EXERCISE DESCRIPTION:
Write the material out again exactly as it stands.

DATA RECORDS:
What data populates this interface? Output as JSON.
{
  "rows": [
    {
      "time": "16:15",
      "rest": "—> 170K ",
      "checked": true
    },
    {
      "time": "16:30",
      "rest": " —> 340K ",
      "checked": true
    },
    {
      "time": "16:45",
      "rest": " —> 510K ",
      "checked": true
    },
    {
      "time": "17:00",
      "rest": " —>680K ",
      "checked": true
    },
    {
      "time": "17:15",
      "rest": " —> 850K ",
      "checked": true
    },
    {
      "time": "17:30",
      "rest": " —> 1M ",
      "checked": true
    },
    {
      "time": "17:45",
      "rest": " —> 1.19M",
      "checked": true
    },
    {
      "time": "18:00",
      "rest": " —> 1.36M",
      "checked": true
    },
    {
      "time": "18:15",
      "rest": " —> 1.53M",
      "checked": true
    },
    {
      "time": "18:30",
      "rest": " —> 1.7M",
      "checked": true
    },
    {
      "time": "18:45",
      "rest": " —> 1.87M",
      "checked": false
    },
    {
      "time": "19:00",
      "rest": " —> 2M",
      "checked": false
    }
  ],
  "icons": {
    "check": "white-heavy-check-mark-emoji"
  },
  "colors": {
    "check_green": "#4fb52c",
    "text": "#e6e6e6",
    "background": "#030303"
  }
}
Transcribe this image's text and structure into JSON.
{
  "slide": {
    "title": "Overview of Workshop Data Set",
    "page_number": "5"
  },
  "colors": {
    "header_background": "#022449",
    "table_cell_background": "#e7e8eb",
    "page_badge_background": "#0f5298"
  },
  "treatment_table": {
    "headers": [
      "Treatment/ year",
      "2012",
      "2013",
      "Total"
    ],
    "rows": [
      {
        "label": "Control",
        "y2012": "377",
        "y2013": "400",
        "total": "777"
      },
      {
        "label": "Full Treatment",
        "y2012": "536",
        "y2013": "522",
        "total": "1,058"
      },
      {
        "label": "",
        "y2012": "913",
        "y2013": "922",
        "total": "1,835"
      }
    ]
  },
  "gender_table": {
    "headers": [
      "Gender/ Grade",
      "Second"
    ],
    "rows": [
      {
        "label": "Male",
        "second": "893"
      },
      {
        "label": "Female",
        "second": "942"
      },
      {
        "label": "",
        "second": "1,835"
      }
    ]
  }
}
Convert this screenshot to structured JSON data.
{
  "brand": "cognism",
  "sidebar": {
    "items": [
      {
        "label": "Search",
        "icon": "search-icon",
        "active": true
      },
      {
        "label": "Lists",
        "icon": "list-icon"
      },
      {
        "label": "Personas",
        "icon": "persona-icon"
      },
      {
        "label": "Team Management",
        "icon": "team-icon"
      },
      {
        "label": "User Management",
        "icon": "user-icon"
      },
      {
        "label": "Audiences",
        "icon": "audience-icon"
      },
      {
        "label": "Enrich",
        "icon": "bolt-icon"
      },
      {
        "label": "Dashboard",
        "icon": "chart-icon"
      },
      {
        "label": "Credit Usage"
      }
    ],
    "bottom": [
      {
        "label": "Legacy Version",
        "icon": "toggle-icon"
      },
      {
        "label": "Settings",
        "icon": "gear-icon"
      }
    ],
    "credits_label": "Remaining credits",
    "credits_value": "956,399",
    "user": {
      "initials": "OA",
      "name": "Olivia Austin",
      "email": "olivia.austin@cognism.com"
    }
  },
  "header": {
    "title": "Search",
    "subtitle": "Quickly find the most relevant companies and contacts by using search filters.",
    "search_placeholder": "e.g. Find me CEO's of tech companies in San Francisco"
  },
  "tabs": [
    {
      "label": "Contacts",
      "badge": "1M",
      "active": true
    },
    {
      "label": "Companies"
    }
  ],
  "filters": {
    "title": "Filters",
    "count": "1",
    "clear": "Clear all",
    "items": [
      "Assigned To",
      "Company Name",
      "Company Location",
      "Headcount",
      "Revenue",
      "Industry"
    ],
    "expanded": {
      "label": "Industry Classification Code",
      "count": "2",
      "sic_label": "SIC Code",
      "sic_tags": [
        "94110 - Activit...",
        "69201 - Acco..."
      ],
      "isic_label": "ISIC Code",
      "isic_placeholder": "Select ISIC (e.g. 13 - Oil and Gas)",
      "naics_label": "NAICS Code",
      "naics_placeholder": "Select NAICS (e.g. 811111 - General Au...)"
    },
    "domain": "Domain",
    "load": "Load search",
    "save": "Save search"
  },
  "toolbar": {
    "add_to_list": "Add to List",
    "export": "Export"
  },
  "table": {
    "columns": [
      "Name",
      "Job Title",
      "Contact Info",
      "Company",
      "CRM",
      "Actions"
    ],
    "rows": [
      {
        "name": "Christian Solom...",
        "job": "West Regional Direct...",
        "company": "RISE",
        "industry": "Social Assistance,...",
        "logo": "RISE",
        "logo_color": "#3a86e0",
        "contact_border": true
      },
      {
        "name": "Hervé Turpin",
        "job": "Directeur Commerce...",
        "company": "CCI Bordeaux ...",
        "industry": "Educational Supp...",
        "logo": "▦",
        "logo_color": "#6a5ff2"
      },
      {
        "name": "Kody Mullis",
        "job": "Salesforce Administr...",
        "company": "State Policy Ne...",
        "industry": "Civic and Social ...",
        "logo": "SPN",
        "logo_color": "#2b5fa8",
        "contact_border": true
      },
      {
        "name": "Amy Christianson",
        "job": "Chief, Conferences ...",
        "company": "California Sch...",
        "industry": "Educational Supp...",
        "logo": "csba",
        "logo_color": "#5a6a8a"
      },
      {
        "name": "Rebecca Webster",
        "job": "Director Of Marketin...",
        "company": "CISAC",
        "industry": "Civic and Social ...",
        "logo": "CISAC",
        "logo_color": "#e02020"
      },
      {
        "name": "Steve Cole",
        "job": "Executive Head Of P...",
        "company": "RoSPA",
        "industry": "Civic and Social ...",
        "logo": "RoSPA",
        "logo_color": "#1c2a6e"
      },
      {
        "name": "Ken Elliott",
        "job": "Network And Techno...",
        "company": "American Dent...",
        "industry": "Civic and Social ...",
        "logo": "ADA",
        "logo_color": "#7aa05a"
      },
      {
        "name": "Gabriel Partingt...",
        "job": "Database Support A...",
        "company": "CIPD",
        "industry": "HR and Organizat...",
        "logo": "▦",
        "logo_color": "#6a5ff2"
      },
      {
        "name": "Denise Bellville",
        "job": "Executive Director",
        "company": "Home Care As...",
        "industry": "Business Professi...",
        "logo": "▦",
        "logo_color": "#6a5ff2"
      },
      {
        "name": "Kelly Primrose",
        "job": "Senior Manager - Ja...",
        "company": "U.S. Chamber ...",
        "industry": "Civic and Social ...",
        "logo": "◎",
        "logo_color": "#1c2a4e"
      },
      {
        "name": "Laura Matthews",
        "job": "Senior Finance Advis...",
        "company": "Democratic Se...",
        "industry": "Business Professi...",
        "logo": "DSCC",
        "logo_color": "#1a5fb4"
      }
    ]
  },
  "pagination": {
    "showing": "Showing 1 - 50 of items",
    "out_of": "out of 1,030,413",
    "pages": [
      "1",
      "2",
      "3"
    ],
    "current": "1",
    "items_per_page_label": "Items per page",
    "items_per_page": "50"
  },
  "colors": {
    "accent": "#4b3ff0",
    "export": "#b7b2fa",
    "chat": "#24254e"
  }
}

TASK SOLUTION:
What data populates this interface? Output as JSON.
{
  "rows": [
    {
      "time": "16:15",
      "rest": "—> 170K ",
      "checked": true
    },
    {
      "time": "16:30",
      "rest": " —> 340K ",
      "checked": true
    },
    {
      "time": "16:45",
      "rest": " —> 510K ",
      "checked": true
    },
    {
      "time": "17:00",
      "rest": " —>680K ",
      "checked": true
    },
    {
      "time": "17:15",
      "rest": " —> 850K ",
      "checked": true
    },
    {
      "time": "17:30",
      "rest": " —> 1M ",
      "checked": true
    },
    {
      "time": "17:45",
      "rest": " —> 1.19M",
      "checked": true
    },
    {
      "time": "18:00",
      "rest": " —> 1.36M",
      "checked": true
    },
    {
      "time": "18:15",
      "rest": " —> 1.53M",
      "checked": true
    },
    {
      "time": "18:30",
      "rest": " —> 1.7M",
      "checked": true
    },
    {
      "time": "18:45",
      "rest": " —> 1.87M",
      "checked": false
    },
    {
      "time": "19:00",
      "rest": " —> 2M",
      "checked": false
    }
  ],
  "icons": {
    "check": "white-heavy-check-mark-emoji"
  },
  "colors": {
    "check_green": "#4fb52c",
    "text": "#e6e6e6",
    "background": "#030303"
  }
}
Transcribe this image's text and structure into JSON.
{
  "slide": {
    "title": "Overview of Workshop Data Set",
    "page_number": "5"
  },
  "colors": {
    "header_background": "#022449",
    "table_cell_background": "#e7e8eb",
    "page_badge_background": "#0f5298"
  },
  "treatment_table": {
    "headers": [
      "Treatment/ year",
      "2012",
      "2013",
      "Total"
    ],
    "rows": [
      {
        "label": "Control",
        "y2012": "377",
        "y2013": "400",
        "total": "777"
      },
      {
        "label": "Full Treatment",
        "y2012": "536",
        "y2013": "522",
        "total": "1,058"
      },
      {
        "label": "",
        "y2012": "913",
        "y2013": "922",
        "total": "1,835"
      }
    ]
  },
  "gender_table": {
    "headers": [
      "Gender/ Grade",
      "Second"
    ],
    "rows": [
      {
        "label": "Male",
        "second": "893"
      },
      {
        "label": "Female",
        "second": "942"
      },
      {
        "label": "",
        "second": "1,835"
      }
    ]
  }
}
Convert this screenshot to structured JSON data.
{
  "brand": "cognism",
  "sidebar": {
    "items": [
      {
        "label": "Search",
        "icon": "search-icon",
        "active": true
      },
      {
        "label": "Lists",
        "icon": "list-icon"
      },
      {
        "label": "Personas",
        "icon": "persona-icon"
      },
      {
        "label": "Team Management",
        "icon": "team-icon"
      },
      {
        "label": "User Management",
        "icon": "user-icon"
      },
      {
        "label": "Audiences",
        "icon": "audience-icon"
      },
      {
        "label": "Enrich",
        "icon": "bolt-icon"
      },
      {
        "label": "Dashboard",
        "icon": "chart-icon"
      },
      {
        "label": "Credit Usage"
      }
    ],
    "bottom": [
      {
        "label": "Legacy Version",
        "icon": "toggle-icon"
      },
      {
        "label": "Settings",
        "icon": "gear-icon"
      }
    ],
    "credits_label": "Remaining credits",
    "credits_value": "956,399",
    "user": {
      "initials": "OA",
      "name": "Olivia Austin",
      "email": "olivia.austin@cognism.com"
    }
  },
  "header": {
    "title": "Search",
    "subtitle": "Quickly find the most relevant companies and contacts by using search filters.",
    "search_placeholder": "e.g. Find me CEO's of tech companies in San Francisco"
  },
  "tabs": [
    {
      "label": "Contacts",
      "badge": "1M",
      "active": true
    },
    {
      "label": "Companies"
    }
  ],
  "filters": {
    "title": "Filters",
    "count": "1",
    "clear": "Clear all",
    "items": [
      "Assigned To",
      "Company Name",
      "Company Location",
      "Headcount",
      "Revenue",
      "Industry"
    ],
    "expanded": {
      "label": "Industry Classification Code",
      "count": "2",
      "sic_label": "SIC Code",
      "sic_tags": [
        "94110 - Activit...",
        "69201 - Acco..."
      ],
      "isic_label": "ISIC Code",
      "isic_placeholder": "Select ISIC (e.g. 13 - Oil and Gas)",
      "naics_label": "NAICS Code",
      "naics_placeholder": "Select NAICS (e.g. 811111 - General Au...)"
    },
    "domain": "Domain",
    "load": "Load search",
    "save": "Save search"
  },
  "toolbar": {
    "add_to_list": "Add to List",
    "export": "Export"
  },
  "table": {
    "columns": [
      "Name",
      "Job Title",
      "Contact Info",
      "Company",
      "CRM",
      "Actions"
    ],
    "rows": [
      {
        "name": "Christian Solom...",
        "job": "West Regional Direct...",
        "company": "RISE",
        "industry": "Social Assistance,...",
        "logo": "RISE",
        "logo_color": "#3a86e0",
        "contact_border": true
      },
      {
        "name": "Hervé Turpin",
        "job": "Directeur Commerce...",
        "company": "CCI Bordeaux ...",
        "industry": "Educational Supp...",
        "logo": "▦",
        "logo_color": "#6a5ff2"
      },
      {
        "name": "Kody Mullis",
        "job": "Salesforce Administr...",
        "company": "State Policy Ne...",
        "industry": "Civic and Social ...",
        "logo": "SPN",
        "logo_color": "#2b5fa8",
        "contact_border": true
      },
      {
        "name": "Amy Christianson",
        "job": "Chief, Conferences ...",
        "company": "California Sch...",
        "industry": "Educational Supp...",
        "logo": "csba",
        "logo_color": "#5a6a8a"
      },
      {
        "name": "Rebecca Webster",
        "job": "Director Of Marketin...",
        "company": "CISAC",
        "industry": "Civic and Social ...",
        "logo": "CISAC",
        "logo_color": "#e02020"
      },
      {
        "name": "Steve Cole",
        "job": "Executive Head Of P...",
        "company": "RoSPA",
        "industry": "Civic and Social ...",
        "logo": "RoSPA",
        "logo_color": "#1c2a6e"
      },
      {
        "name": "Ken Elliott",
        "job": "Network And Techno...",
        "company": "American Dent...",
        "industry": "Civic and Social ...",
        "logo": "ADA",
        "logo_color": "#7aa05a"
      },
      {
        "name": "Gabriel Partingt...",
        "job": "Database Support A...",
        "company": "CIPD",
        "industry": "HR and Organizat...",
        "logo": "▦",
        "logo_color": "#6a5ff2"
      },
      {
        "name": "Denise Bellville",
        "job": "Executive Director",
        "company": "Home Care As...",
        "industry": "Business Professi...",
        "logo": "▦",
        "logo_color": "#6a5ff2"
      },
      {
        "name": "Kelly Primrose",
        "job": "Senior Manager - Ja...",
        "company": "U.S. Chamber ...",
        "industry": "Civic and Social ...",
        "logo": "◎",
        "logo_color": "#1c2a4e"
      },
      {
        "name": "Laura Matthews",
        "job": "Senior Finance Advis...",
        "company": "Democratic Se...",
        "industry": "Business Professi...",
        "logo": "DSCC",
        "logo_color": "#1a5fb4"
      }
    ]
  },
  "pagination": {
    "showing": "Showing 1 - 50 of items",
    "out_of": "out of 1,030,413",
    "pages": [
      "1",
      "2",
      "3"
    ],
    "current": "1",
    "items_per_page_label": "Items per page",
    "items_per_page": "50"
  },
  "colors": {
    "accent": "#4b3ff0",
    "export": "#b7b2fa",
    "chat": "#24254e"
  }
}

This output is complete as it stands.